▸ Texte à examiner
À l’étage des soins intensifs, nous tentons de parler à ces jeunes « impatients » non vaccinés. Mais aujourd’hui, tous sont intubés, sauf un, âgé de 29 ans, trop fragile pour livrer ses états d’âme. « Ce ne sont pas tous des “antivax”. Pour certains, c’est plus de la négligence ou de la nonchalance », affirme Joanie Bolduc-Dionne.

Photo: Jacques Nadeau Le Devoir Le climat hostile alimenté par nombre de patients non vaccinés est venu ajouter au lot de soignants déjà au bout du rouleau.

À deux pas, deux quarantenaires se battent pour leur vie. Cinq soignants sont fréquemment appelés en renfort pour les retourner en position ventrale pour oxygéner leurs poumons. « Ça prend une infirmière par patient, 24 heures sur 24. C’est du un pour un », explique Marc Guérin.

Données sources
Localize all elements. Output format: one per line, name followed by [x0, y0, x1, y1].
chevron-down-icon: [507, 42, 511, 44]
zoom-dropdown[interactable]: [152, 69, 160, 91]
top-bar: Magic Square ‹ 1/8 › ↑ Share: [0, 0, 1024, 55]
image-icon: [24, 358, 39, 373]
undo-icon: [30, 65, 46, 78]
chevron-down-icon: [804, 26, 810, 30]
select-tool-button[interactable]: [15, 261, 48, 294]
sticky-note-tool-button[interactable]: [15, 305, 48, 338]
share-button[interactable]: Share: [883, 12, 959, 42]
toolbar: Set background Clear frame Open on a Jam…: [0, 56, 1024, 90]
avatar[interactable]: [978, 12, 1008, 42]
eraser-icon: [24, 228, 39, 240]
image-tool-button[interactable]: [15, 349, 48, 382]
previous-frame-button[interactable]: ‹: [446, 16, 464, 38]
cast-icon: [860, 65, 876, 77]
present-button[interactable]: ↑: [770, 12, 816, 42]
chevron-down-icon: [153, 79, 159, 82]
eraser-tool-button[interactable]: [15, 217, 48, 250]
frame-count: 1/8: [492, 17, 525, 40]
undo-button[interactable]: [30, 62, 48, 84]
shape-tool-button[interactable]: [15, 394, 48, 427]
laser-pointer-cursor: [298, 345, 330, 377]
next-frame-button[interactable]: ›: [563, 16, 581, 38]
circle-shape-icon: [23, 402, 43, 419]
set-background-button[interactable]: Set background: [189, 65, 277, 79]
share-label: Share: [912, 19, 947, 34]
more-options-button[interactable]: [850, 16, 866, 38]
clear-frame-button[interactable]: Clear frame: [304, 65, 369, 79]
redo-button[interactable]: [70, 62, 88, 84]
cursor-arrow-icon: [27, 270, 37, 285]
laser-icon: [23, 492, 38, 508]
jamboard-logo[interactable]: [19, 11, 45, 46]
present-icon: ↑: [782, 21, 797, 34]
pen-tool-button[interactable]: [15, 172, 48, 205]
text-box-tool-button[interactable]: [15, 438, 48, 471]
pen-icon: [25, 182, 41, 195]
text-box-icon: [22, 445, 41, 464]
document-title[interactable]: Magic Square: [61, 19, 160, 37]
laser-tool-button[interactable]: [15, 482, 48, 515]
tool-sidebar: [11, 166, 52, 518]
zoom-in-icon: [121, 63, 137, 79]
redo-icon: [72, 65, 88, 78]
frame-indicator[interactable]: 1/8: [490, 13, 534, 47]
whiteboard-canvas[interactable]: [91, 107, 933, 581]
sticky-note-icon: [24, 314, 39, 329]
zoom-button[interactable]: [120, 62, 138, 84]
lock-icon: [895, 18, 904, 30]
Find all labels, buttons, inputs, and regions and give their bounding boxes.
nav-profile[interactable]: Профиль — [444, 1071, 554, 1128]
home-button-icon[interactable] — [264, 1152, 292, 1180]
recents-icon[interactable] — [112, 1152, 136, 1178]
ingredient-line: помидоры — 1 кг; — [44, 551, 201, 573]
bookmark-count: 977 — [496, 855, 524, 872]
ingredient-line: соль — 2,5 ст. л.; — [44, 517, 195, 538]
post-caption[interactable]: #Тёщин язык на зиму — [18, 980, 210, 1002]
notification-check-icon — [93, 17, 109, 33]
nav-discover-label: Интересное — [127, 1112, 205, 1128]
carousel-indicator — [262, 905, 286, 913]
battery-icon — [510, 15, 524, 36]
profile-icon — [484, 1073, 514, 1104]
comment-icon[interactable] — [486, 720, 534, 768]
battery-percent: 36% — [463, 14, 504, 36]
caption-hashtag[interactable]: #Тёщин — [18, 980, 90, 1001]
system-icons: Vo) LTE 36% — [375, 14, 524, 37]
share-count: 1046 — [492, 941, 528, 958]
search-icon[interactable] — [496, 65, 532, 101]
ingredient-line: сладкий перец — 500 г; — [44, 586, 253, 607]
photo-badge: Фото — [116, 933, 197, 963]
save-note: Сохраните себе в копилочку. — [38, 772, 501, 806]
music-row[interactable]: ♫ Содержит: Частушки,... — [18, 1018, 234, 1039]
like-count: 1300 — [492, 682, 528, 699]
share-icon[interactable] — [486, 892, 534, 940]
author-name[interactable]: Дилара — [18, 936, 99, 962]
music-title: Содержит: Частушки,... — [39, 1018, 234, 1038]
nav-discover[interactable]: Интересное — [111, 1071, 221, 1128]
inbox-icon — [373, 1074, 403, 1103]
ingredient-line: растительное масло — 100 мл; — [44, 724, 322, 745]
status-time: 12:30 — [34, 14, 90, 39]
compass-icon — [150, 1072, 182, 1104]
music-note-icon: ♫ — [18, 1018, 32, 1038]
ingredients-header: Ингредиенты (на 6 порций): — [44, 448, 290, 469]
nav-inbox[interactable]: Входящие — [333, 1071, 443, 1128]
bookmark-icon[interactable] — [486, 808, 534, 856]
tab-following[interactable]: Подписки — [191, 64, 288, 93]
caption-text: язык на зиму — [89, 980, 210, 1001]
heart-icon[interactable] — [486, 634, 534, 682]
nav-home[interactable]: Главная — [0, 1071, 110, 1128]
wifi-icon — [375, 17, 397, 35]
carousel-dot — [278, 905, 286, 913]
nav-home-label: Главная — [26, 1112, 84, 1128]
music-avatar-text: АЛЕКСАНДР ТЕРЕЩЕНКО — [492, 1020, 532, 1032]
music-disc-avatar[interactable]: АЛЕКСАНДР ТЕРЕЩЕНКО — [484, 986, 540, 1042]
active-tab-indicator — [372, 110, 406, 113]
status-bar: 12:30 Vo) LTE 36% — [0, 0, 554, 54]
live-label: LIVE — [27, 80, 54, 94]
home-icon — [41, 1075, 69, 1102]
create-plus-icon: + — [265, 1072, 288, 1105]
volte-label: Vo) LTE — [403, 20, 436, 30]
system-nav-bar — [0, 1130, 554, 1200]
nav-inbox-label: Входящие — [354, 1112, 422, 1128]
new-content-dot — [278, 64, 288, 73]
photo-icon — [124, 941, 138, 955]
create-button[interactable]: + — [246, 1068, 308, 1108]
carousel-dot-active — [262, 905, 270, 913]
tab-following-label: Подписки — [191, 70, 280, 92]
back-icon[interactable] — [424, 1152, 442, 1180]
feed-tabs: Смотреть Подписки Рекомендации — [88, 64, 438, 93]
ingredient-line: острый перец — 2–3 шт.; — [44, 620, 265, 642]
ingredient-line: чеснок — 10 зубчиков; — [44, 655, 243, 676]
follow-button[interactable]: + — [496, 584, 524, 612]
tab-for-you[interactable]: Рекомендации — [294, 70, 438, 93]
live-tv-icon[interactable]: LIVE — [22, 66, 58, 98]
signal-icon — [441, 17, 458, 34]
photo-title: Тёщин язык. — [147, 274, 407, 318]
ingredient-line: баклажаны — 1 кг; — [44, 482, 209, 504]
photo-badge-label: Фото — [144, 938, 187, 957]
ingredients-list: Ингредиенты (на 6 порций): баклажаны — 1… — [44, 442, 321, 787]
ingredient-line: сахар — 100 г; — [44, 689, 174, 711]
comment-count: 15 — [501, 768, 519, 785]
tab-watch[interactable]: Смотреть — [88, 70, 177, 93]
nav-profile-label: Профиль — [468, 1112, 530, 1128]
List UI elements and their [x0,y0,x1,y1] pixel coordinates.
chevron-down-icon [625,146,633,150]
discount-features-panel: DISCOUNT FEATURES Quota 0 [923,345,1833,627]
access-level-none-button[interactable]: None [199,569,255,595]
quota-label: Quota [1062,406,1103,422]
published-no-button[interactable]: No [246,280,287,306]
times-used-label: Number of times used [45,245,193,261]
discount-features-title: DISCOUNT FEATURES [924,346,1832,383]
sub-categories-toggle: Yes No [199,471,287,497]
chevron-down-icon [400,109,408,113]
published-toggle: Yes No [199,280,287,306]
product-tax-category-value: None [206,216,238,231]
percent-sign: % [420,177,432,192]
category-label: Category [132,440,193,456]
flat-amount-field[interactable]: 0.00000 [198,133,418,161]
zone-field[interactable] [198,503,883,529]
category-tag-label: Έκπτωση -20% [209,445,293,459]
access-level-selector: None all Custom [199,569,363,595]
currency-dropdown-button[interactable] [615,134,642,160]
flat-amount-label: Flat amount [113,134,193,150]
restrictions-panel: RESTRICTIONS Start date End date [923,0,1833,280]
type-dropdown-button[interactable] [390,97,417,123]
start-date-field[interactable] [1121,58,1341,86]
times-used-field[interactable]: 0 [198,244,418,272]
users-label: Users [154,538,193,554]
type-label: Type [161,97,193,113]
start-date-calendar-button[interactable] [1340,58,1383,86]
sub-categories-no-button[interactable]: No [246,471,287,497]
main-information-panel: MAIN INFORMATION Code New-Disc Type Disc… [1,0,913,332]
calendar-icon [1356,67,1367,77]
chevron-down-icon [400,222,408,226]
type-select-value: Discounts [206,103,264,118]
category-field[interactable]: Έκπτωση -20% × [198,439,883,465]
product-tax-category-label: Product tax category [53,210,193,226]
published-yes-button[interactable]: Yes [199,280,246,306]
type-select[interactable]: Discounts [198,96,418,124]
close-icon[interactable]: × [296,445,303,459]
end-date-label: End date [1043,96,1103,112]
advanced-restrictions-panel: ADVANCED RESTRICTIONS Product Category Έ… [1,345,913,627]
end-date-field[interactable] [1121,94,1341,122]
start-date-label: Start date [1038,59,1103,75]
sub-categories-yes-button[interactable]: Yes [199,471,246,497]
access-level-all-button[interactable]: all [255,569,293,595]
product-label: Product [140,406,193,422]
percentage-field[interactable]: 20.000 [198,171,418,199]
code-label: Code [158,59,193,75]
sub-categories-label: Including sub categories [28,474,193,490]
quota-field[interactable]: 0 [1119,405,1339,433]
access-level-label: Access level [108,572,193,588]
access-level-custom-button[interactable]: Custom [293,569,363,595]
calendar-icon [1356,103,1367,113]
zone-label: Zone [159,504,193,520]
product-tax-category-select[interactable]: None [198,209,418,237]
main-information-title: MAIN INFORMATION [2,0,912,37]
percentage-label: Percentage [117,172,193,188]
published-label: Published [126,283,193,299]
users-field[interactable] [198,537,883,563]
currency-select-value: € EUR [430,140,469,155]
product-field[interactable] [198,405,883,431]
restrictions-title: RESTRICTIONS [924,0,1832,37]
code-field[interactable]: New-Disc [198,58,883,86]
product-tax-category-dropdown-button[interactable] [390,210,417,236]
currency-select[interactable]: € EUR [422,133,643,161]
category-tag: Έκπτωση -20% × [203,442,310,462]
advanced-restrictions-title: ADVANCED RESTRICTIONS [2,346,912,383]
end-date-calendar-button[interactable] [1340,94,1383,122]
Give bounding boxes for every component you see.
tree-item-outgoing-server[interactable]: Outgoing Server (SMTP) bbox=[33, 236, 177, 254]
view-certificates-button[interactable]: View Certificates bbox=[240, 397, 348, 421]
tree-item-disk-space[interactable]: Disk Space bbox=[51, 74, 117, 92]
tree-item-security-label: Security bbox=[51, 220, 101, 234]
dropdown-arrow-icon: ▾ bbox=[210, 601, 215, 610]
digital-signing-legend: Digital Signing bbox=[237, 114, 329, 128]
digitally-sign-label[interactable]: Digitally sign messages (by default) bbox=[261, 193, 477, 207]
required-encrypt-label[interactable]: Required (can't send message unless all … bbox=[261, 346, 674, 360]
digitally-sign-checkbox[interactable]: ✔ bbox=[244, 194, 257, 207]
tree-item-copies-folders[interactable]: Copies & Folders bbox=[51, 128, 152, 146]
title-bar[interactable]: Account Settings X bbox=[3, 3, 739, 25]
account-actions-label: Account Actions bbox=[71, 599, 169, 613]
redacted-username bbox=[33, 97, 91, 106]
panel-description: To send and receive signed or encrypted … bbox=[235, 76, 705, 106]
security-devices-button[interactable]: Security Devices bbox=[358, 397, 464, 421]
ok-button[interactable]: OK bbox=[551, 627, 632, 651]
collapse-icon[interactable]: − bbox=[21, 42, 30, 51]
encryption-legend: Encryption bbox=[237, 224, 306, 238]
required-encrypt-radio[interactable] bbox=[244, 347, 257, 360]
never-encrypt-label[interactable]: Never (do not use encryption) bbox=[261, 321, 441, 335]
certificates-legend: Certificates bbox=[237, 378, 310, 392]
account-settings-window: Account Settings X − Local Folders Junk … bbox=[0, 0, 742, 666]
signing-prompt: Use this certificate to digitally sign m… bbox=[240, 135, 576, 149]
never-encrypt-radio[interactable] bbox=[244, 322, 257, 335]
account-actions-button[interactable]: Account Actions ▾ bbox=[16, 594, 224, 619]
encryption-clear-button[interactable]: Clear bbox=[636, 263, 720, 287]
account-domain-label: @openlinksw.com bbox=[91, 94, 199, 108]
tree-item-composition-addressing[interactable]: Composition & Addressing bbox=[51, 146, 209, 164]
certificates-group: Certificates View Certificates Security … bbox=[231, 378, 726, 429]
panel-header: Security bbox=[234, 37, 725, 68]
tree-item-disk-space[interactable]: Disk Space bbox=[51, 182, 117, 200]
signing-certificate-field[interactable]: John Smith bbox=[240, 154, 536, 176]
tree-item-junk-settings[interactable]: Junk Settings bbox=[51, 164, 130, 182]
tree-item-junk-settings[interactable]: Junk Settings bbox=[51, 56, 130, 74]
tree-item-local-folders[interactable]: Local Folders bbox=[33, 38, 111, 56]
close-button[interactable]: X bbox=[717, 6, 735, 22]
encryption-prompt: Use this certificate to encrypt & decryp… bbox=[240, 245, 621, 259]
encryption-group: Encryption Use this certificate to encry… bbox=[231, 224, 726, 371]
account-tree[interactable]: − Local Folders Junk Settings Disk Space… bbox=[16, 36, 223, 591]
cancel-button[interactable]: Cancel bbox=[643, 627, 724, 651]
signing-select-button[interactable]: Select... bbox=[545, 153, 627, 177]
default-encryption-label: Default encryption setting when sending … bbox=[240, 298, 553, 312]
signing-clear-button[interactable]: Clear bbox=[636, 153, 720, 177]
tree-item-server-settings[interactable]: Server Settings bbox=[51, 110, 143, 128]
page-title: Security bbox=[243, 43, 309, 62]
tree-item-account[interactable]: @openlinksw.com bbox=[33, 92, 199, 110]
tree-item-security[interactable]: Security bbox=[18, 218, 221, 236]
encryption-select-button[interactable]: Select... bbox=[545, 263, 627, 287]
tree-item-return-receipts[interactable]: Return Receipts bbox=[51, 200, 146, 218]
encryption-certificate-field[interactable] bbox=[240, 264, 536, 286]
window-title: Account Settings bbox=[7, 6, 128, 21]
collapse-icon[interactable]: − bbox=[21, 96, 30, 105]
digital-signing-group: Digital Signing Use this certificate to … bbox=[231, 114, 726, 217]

▸ Exercices proposés
1. Répondez aux questions suivantes à partir de l'extrait sur les soins intensifs.
(a) Quel âge a le seul jeune patient qui n'est pas intubé ?
(b) Combien de soignants sont fréquemment appelés en renfort pour retourner les deux quarantenaires ?
(c) Selon Marc Guérin, combien d'infirmières faut-il par patient ?
2. Dites si chacune des affirmations suivantes concorde avec l'extrait sur les soins intensifs. Répondez par oui ou par non et citez les mots décisifs du texte.
(a) Selon Joanie Bolduc-Dionne, tous les patients non vaccinés sont des « antivax ».
(b) Les deux quarantenaires sont retournés en position ventrale pour oxygéner leurs poumons.
(c) Ce jour-là, tous les jeunes non vaccinés des soins intensifs sont intubés.

▸ Réponses ci-dessous
1.
(a) Il a 29 ans.
(b) Cinq soignants.
(c) Une infirmière par patient, 24 heures sur 24.

2.
(a) Non : « Ce ne sont pas tous des “antivax”. »
(b) Oui : « pour les retourner en position ventrale pour oxygéner leurs poumons »
(c) Non : « tous sont intubés, sauf un »